WHAT IS NEEDED ->
Answer each question from the passage on religious pluralism.
(a) According to Ward, what can produce "salvific" fruits on par with world religions?
(b) Which two religions does the passage name as examples of what Ramachandra calls "dissenter traditions"?
(c) Alongside whom did Christianity refuse to proclaim Christ as Lord and God?

PASSAGE TO READ ->
-- -- --

On a similar tack we may examine Hick’s appeal to soteriological experience as a means of identifying a single Referent for all religions: “The great world religions, then, are ways of salvation. Each claims to constitute an effective context within which the transformation of human existence can does take place from self-centeredness to Reality-centeredness.” But again, Hick must contend with a wide variety of “salvation experiences” that, while having some similarities, ultimately have very different ultimate referents and means. Even if we could establish, as Hick argues- and there is workable ground for the argument- that the moral and spiritual “fruit” of various paths to salvation are equally brought about by the different traditions, it would not determine that they are all being wrought by the same Reality. As Ward notes, a-religious movements and processes can produce “salvific” fruits on par with world religions, yet it would a considerable stretch to say that they are tapping into the Divine power of the Real. Considering only religions, it is still highly improbable to suppose that the salvific “referent” of different religions is the same if we take the claims of those religions seriously and do not have access to a superior vantage point outside of those experiences that would allow a somehow unfiltered view of the Real and its relation to religious traditions.

3. Pluralism as Emasculation of Religion: A common charge of pluralists is that non-pluralist forms of religion are vehicles for maladroit intolerance at best, violence and oppression at worst: “Exclusiveness regards universality as the extension of its own particularity and seeks to conquer other faiths. Inclusiveness, though seeming generous, actually co-opts other faiths without their leave. Both exclusiveness and its patronizing cousin inclusiveness may even be forms of theological violence against neighbors of other faiths…”

Certainly, the history of religions gives ample evidence of various forms of violence being enacted against members of dissenting views; to recount them here would hardly be germane. However, while it may, on the surface, appear that pluralism solves for a more open and tolerant faith, it can itself be just as pernicious a vehicle for “theological violence.” This is best demonstrated through an examination of the decidedly exclusivist message of Christ and the Early Church, but can be just as readily extended to the actions of other faiths, particularly in those religions which Ramachandra refers to as “dissenter traditions,” such as Christianity and Buddhism, both of which emerged as counterpoints or protests against the traditions they originally inhered in. Christianity was from its inception a decidedly radical faith, and was able to stand as witness against injustice, including injustice codified by religion. Christianity was not content to proclaim Christ as Lord and God alongside Caesar- the State- as Lord and God; instead, it held forth Christ alone as Lord and God- an explicit and exclusivist claim of orthodoxy- which meant an explicit subversion of the State and its illusions of divine power, along with all its attendant coercion and violence- an expression of orthopraxy flowing directly from orthodoxy.

-- -- --

SUPPLIED ENTRIES ->
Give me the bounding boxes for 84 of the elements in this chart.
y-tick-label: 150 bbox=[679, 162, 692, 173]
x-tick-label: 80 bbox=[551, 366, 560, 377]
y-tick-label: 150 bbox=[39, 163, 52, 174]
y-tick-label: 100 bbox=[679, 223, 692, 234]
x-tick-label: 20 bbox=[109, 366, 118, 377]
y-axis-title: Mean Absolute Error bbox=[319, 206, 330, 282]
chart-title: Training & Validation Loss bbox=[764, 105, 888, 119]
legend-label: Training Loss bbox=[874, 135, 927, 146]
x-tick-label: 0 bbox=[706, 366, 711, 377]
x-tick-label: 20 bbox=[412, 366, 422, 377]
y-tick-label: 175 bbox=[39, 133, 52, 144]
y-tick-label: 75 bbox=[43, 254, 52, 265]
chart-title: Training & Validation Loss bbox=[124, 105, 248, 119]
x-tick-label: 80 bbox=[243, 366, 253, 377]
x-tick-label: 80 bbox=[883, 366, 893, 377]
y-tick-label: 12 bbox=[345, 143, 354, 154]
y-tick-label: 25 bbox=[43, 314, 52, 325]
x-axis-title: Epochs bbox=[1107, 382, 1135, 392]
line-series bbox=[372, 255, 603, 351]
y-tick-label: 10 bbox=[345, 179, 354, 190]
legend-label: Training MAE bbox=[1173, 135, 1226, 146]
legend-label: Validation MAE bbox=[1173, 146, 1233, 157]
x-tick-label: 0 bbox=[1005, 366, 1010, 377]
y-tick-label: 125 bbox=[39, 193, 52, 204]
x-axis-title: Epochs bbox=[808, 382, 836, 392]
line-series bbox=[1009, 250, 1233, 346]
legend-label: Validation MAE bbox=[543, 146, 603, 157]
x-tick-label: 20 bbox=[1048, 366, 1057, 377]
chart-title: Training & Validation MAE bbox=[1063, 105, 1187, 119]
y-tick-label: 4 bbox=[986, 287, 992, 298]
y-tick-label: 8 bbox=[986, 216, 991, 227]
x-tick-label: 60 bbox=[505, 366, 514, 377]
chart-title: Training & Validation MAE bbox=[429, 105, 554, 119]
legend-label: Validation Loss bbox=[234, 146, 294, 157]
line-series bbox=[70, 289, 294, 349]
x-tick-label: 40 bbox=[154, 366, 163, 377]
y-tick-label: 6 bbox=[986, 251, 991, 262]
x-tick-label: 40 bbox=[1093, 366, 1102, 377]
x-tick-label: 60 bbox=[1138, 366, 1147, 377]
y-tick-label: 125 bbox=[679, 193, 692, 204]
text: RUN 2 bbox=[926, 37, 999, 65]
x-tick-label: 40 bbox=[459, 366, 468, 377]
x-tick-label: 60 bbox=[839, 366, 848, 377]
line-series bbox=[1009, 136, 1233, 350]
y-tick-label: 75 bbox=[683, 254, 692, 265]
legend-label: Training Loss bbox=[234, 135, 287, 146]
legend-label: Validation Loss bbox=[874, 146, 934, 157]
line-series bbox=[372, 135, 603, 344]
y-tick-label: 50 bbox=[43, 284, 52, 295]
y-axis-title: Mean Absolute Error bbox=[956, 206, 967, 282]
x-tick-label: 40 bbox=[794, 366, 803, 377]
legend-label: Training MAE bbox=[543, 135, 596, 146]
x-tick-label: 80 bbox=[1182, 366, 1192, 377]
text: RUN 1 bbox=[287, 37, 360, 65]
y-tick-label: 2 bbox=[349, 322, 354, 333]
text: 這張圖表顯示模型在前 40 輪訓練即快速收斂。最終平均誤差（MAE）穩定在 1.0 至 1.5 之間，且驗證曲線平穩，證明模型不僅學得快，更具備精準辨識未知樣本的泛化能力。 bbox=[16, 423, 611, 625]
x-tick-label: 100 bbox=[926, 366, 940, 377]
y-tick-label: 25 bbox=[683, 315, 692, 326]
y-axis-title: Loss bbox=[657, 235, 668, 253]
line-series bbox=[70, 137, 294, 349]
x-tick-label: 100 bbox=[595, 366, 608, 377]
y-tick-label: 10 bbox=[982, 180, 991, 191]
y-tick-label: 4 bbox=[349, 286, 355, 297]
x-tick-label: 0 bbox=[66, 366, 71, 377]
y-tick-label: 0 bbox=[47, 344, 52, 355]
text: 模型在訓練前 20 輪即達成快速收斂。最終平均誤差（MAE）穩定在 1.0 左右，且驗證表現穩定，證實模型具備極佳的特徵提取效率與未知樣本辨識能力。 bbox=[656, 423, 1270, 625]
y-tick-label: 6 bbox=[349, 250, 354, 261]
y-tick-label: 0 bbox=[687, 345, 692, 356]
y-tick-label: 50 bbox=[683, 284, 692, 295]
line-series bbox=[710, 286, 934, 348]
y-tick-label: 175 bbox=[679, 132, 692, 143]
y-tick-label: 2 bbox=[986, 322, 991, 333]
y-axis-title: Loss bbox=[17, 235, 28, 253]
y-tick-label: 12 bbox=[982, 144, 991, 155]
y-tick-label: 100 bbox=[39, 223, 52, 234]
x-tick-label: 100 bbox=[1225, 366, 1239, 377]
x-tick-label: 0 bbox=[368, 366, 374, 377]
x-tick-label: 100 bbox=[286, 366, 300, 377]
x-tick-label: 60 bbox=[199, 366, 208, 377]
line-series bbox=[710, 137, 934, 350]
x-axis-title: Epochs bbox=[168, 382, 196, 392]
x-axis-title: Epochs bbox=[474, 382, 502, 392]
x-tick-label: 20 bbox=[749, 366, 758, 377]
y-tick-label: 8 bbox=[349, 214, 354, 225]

-- -- --

ANSWER TO THIS PROBLEM ->
(a) A-religious movements and processes.
(b) Christianity and Buddhism.
(c) Caesar, that is, the State.